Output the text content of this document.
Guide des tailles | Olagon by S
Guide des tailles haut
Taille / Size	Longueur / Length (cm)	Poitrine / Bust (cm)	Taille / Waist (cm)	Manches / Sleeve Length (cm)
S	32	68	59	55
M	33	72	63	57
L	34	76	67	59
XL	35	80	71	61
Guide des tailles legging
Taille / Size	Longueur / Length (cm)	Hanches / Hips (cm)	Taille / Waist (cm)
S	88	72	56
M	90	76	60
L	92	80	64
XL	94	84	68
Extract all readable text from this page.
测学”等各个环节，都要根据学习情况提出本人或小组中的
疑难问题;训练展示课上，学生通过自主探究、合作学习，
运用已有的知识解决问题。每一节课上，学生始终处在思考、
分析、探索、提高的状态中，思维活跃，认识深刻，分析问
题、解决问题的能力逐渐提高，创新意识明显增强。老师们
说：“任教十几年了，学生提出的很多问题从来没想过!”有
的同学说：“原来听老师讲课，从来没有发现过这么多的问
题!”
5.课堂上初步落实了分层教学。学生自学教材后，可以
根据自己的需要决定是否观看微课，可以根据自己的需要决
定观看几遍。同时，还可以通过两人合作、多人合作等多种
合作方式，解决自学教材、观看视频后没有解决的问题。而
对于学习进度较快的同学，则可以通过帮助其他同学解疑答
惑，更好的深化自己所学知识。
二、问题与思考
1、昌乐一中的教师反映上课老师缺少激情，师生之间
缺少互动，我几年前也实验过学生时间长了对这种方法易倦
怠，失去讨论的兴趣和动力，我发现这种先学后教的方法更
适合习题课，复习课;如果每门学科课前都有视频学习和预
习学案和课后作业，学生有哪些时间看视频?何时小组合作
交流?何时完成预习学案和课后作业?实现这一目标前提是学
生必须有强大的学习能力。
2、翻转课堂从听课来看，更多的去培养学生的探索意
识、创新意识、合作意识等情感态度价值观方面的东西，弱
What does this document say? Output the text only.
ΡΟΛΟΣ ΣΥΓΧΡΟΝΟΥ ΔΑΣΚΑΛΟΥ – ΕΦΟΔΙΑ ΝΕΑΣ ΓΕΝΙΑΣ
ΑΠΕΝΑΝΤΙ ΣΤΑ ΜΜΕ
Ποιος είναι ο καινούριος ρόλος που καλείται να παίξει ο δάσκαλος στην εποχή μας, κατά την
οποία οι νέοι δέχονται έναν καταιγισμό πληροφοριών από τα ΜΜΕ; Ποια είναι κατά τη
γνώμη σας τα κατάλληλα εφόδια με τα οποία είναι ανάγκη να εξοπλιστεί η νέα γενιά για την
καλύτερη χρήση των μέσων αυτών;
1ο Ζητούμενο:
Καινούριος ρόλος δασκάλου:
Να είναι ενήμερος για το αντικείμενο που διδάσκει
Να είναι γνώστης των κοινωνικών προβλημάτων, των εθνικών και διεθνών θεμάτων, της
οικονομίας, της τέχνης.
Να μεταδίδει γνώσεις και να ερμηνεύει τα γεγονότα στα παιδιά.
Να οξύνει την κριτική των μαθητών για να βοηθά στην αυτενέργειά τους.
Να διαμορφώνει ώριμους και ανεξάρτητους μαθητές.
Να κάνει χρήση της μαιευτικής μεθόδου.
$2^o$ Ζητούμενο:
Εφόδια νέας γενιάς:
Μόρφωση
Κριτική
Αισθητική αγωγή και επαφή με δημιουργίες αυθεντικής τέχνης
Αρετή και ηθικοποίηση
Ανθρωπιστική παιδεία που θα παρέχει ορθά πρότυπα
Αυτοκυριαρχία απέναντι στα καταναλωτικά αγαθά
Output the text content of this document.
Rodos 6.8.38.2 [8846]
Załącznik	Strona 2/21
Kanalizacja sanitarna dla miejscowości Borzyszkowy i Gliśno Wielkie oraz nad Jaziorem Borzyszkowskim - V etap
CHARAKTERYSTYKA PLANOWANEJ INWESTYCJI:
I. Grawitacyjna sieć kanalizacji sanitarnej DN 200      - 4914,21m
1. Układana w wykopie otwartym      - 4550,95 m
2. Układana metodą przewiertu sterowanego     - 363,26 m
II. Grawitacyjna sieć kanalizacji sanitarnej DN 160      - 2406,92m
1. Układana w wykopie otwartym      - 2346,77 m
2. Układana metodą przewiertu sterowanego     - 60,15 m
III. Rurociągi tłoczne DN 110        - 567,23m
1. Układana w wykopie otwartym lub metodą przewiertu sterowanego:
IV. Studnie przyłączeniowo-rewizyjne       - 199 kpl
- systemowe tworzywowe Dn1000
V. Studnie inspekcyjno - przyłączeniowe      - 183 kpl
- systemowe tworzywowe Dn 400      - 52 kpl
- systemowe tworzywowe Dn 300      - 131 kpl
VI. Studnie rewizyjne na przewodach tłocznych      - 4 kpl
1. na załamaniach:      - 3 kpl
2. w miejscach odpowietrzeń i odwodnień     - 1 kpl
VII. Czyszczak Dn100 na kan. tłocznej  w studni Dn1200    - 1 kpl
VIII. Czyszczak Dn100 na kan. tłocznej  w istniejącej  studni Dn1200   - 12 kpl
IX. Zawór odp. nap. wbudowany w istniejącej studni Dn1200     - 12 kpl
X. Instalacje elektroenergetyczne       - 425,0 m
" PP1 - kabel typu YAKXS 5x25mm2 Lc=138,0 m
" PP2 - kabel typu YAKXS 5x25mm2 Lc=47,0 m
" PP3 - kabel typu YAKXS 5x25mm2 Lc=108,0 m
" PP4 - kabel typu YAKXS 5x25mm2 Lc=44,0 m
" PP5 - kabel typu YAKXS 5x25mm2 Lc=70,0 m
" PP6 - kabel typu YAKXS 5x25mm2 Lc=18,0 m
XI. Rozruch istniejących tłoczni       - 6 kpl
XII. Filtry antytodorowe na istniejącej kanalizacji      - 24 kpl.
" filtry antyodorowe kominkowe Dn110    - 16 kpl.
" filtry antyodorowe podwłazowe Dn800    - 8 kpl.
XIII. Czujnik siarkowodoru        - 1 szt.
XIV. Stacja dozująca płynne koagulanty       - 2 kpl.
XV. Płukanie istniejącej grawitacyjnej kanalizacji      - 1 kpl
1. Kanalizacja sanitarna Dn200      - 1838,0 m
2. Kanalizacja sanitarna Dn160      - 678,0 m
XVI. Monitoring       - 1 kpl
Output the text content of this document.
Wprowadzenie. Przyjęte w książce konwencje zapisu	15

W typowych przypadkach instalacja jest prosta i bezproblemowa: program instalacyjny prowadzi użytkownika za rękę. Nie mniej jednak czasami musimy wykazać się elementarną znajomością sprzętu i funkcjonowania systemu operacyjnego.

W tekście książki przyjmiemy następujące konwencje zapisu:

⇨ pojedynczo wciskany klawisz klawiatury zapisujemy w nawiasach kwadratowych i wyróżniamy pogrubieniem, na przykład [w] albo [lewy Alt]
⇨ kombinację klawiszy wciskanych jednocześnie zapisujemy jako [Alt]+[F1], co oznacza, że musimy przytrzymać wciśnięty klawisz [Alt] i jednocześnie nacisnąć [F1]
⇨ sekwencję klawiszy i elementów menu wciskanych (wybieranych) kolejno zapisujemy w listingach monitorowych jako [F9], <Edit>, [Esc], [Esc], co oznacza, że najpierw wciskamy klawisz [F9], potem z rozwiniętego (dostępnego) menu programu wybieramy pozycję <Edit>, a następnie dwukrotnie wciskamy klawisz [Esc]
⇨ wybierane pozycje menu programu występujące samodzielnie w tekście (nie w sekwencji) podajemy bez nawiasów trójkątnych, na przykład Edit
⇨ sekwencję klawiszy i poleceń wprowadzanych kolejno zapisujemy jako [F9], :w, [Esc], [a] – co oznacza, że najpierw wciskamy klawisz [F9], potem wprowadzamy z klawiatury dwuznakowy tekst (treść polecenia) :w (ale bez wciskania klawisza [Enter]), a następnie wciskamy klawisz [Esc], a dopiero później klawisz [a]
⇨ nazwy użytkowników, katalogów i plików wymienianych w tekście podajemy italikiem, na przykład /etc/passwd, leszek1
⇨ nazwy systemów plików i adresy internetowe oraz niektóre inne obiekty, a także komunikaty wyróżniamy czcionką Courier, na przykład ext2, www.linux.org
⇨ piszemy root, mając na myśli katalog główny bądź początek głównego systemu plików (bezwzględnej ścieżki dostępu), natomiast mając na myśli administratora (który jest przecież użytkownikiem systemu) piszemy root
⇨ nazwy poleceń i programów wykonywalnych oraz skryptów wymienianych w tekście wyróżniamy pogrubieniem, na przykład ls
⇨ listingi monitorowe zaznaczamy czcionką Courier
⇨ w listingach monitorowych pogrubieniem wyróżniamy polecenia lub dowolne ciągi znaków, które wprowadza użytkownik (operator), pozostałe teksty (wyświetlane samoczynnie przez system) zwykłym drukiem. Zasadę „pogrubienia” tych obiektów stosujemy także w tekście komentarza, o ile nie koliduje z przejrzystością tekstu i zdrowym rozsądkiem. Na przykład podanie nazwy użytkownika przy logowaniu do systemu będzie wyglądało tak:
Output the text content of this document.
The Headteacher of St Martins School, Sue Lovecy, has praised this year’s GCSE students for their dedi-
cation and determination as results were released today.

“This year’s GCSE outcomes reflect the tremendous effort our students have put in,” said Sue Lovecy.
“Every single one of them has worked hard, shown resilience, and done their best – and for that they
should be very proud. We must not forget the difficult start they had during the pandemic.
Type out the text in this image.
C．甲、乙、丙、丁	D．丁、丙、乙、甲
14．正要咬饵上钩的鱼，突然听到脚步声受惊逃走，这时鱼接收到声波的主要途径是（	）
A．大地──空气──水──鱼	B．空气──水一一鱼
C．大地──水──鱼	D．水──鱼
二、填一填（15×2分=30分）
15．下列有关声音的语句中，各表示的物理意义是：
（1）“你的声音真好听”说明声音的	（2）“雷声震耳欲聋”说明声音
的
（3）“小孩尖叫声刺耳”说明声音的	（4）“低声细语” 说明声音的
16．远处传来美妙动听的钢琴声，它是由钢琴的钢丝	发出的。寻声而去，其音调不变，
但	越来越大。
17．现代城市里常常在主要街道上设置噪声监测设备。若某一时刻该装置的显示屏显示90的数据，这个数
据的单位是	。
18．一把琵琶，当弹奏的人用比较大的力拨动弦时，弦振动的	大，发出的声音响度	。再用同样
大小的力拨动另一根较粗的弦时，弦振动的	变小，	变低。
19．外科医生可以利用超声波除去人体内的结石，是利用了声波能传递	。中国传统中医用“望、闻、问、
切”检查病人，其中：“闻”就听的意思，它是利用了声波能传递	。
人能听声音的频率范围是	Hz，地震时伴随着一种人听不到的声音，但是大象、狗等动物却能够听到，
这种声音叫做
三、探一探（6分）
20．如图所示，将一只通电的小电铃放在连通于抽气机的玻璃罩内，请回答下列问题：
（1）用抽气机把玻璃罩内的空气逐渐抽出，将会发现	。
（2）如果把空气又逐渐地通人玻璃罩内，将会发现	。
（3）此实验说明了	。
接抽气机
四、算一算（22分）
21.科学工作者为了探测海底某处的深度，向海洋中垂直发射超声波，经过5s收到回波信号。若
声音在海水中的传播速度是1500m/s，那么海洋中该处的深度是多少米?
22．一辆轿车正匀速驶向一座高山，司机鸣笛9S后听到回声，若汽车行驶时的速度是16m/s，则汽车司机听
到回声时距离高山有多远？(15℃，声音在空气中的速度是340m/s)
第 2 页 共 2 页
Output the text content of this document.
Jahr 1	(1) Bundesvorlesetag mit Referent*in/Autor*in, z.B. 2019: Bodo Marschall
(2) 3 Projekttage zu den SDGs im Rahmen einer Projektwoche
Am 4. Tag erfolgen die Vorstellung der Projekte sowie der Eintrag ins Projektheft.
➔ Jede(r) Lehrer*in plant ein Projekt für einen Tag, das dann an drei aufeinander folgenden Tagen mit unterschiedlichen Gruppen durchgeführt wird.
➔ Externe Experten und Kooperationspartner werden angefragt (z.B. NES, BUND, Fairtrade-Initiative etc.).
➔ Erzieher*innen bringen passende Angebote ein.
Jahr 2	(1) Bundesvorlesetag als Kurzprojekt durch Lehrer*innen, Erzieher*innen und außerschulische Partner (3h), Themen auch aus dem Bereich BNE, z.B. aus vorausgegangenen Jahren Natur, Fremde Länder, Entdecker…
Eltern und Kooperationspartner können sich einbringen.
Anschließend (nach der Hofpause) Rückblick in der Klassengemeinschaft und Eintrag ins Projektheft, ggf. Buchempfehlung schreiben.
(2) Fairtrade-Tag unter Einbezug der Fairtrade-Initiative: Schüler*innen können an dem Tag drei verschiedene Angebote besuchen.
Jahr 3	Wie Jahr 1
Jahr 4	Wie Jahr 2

**TASK TO CARRY OUT**
Above are the records. Identify each line that contains the word "typu".

**TASK RESPONSE**
" PP1 - kabel typu YAKXS 5x25mm2 Lc=138,0 m
" PP2 - kabel typu YAKXS 5x25mm2 Lc=47,0 m
" PP3 - kabel typu YAKXS 5x25mm2 Lc=108,0 m
" PP4 - kabel typu YAKXS 5x25mm2 Lc=44,0 m
" PP5 - kabel typu YAKXS 5x25mm2 Lc=70,0 m
" PP6 - kabel typu YAKXS 5x25mm2 Lc=18,0 m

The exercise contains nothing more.